Extracted records:

====================

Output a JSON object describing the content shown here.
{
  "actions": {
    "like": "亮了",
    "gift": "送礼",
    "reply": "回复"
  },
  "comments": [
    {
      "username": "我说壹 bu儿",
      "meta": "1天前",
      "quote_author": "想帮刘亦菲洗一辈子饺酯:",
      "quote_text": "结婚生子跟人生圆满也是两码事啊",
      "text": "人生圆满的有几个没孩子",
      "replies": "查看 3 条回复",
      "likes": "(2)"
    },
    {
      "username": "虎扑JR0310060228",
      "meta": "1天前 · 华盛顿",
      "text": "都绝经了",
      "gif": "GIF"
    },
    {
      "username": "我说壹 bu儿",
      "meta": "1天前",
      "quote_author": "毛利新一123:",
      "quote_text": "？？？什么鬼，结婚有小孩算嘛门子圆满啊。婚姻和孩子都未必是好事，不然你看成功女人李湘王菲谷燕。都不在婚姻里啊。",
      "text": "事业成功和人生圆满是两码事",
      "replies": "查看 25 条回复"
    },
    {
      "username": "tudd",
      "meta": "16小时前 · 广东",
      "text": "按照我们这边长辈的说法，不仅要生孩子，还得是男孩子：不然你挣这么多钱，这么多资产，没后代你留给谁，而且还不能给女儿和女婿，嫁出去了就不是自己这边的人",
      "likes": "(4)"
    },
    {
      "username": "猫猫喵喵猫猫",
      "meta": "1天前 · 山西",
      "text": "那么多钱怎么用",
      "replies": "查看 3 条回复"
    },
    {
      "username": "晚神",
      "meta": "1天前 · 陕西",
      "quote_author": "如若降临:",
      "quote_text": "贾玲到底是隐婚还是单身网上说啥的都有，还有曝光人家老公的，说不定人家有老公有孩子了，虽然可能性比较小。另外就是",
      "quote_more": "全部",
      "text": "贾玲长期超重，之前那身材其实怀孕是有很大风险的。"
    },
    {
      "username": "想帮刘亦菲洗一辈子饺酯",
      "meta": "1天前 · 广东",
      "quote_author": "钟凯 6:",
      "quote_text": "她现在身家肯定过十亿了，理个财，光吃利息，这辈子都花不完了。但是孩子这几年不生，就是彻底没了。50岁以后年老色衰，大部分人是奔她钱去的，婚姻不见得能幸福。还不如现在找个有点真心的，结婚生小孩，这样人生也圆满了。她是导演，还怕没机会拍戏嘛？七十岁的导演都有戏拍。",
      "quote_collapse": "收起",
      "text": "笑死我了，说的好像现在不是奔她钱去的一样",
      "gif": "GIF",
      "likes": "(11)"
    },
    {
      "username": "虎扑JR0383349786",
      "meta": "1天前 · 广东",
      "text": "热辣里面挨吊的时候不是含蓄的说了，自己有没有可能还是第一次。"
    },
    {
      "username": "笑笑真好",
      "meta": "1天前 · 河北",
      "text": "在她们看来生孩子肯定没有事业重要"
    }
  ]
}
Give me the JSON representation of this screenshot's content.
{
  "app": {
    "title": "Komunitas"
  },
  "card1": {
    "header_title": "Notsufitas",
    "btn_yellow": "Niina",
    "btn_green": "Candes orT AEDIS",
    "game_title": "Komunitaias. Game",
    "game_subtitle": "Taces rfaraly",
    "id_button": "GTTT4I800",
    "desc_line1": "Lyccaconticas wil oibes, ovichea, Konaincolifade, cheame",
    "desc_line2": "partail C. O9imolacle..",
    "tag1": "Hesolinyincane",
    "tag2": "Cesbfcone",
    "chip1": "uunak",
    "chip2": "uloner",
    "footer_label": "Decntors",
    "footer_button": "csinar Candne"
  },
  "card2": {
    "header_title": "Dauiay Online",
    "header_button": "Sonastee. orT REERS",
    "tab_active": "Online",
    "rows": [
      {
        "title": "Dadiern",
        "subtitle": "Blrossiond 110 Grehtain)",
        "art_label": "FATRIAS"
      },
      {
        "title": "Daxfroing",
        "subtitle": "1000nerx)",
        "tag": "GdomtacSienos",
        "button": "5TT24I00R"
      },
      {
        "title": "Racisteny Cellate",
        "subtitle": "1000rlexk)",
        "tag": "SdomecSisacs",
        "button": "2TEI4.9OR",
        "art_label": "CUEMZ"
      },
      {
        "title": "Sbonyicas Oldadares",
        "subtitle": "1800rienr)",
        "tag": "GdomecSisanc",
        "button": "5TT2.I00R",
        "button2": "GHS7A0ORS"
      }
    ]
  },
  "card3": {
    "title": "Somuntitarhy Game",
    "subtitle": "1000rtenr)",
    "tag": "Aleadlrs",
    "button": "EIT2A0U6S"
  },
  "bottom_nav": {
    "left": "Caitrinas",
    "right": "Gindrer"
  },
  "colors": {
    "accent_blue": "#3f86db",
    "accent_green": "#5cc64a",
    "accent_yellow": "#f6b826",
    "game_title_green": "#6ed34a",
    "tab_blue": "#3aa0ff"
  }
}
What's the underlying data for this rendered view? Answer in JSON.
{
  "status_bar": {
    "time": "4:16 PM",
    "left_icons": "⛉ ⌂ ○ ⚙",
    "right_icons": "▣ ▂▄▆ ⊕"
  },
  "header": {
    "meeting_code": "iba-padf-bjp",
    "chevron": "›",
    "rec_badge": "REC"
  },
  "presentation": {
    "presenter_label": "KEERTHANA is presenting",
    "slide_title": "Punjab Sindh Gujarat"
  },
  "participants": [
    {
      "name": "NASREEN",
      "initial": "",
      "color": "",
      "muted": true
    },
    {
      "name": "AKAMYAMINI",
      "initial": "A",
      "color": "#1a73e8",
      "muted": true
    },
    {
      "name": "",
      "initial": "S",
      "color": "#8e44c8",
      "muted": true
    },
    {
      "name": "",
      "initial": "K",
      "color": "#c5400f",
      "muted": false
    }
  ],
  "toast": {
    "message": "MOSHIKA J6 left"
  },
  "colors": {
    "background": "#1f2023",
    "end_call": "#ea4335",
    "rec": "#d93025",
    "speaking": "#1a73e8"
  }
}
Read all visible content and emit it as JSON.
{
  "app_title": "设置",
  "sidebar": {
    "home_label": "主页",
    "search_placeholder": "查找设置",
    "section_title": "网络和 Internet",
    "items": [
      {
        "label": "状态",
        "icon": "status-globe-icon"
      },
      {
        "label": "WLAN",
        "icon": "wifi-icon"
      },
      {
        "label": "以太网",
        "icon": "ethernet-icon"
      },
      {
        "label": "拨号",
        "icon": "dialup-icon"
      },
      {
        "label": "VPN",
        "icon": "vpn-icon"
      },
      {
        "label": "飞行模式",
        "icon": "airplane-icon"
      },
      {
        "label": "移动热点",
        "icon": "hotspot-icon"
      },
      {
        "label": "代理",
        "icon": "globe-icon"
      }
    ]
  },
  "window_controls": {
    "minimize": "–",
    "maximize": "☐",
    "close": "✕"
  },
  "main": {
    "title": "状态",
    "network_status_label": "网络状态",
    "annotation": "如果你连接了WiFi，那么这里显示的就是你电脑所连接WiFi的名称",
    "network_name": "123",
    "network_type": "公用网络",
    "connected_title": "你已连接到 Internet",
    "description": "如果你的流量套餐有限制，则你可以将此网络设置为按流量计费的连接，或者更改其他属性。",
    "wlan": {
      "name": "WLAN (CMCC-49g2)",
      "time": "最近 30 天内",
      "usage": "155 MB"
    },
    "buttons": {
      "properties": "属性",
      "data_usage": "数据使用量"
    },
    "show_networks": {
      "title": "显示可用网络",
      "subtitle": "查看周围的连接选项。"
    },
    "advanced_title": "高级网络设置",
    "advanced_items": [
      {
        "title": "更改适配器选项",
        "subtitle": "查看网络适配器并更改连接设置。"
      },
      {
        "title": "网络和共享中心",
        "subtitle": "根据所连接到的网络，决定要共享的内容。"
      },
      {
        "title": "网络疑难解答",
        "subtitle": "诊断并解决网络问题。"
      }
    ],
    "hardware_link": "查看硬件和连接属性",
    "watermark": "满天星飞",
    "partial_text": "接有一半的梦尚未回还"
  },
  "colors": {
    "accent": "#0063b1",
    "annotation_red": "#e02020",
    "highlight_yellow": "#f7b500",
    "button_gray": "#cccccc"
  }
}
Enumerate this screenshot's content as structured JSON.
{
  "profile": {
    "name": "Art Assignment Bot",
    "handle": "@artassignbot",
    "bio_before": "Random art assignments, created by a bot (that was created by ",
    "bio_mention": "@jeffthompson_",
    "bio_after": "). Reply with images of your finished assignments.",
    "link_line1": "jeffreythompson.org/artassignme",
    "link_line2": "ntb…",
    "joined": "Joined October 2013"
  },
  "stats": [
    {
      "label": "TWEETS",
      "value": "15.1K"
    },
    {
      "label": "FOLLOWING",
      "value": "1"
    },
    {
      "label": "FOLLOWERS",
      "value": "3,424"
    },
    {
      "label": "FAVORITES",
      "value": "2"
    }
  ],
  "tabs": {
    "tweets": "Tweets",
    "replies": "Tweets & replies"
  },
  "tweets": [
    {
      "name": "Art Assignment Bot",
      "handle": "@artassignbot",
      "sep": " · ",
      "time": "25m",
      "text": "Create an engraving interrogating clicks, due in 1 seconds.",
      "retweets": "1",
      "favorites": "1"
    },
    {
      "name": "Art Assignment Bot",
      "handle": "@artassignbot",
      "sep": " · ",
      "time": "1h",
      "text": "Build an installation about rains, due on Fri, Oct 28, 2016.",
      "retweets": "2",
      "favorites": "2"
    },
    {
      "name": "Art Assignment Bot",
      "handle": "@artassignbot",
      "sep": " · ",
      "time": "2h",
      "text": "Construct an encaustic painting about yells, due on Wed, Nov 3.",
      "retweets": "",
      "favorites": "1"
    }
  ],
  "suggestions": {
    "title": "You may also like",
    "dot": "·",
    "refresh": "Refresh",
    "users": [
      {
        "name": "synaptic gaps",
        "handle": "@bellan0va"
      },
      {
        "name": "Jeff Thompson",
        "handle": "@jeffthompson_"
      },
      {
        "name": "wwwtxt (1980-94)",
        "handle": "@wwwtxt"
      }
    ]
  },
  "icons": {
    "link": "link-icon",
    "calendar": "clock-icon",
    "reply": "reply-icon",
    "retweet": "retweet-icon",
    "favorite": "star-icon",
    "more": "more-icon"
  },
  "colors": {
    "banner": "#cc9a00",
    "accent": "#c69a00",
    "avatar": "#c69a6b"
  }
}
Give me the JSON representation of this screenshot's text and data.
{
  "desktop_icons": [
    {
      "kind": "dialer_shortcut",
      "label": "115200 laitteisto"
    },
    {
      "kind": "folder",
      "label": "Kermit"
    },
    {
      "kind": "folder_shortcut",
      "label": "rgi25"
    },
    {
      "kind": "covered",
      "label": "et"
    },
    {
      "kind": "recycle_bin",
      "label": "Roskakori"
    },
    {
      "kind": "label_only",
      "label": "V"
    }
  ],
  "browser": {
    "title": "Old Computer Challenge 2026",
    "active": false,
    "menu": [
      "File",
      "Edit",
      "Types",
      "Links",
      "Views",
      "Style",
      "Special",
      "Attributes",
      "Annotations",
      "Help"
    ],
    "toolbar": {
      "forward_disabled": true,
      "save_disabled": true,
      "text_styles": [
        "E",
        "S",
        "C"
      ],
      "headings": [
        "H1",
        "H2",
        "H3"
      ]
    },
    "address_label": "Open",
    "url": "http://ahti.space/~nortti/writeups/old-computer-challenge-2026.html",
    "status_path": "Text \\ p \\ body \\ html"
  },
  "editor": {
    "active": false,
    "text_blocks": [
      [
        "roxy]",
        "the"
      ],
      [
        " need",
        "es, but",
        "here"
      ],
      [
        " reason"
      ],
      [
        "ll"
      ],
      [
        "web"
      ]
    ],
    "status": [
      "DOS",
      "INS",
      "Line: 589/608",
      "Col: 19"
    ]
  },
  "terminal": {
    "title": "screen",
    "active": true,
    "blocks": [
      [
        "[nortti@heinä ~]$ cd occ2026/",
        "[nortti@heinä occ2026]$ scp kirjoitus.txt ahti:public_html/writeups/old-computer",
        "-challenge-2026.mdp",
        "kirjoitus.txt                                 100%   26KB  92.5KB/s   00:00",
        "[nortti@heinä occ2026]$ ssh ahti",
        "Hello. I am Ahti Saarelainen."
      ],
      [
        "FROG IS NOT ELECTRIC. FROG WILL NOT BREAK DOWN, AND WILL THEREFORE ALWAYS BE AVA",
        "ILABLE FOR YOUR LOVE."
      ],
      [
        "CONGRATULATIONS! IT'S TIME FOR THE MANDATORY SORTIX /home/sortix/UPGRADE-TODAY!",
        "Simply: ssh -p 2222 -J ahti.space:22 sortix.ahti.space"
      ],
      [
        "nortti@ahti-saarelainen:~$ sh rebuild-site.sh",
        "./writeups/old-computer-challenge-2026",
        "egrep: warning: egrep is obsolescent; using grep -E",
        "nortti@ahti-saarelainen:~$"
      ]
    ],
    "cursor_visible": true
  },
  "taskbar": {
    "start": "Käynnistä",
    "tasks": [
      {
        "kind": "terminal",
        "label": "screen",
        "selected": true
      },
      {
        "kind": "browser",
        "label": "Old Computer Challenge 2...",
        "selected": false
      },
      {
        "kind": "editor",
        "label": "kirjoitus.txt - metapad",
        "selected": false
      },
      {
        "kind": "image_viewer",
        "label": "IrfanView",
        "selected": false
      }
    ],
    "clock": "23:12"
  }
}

====================

Where a line of the data holds "true", show that line.

Exercise response:
      "muted": true
      "muted": true
      "muted": true
      "forward_disabled": true,
      "save_disabled": true,
    "active": true,
    "cursor_visible": true
        "selected": true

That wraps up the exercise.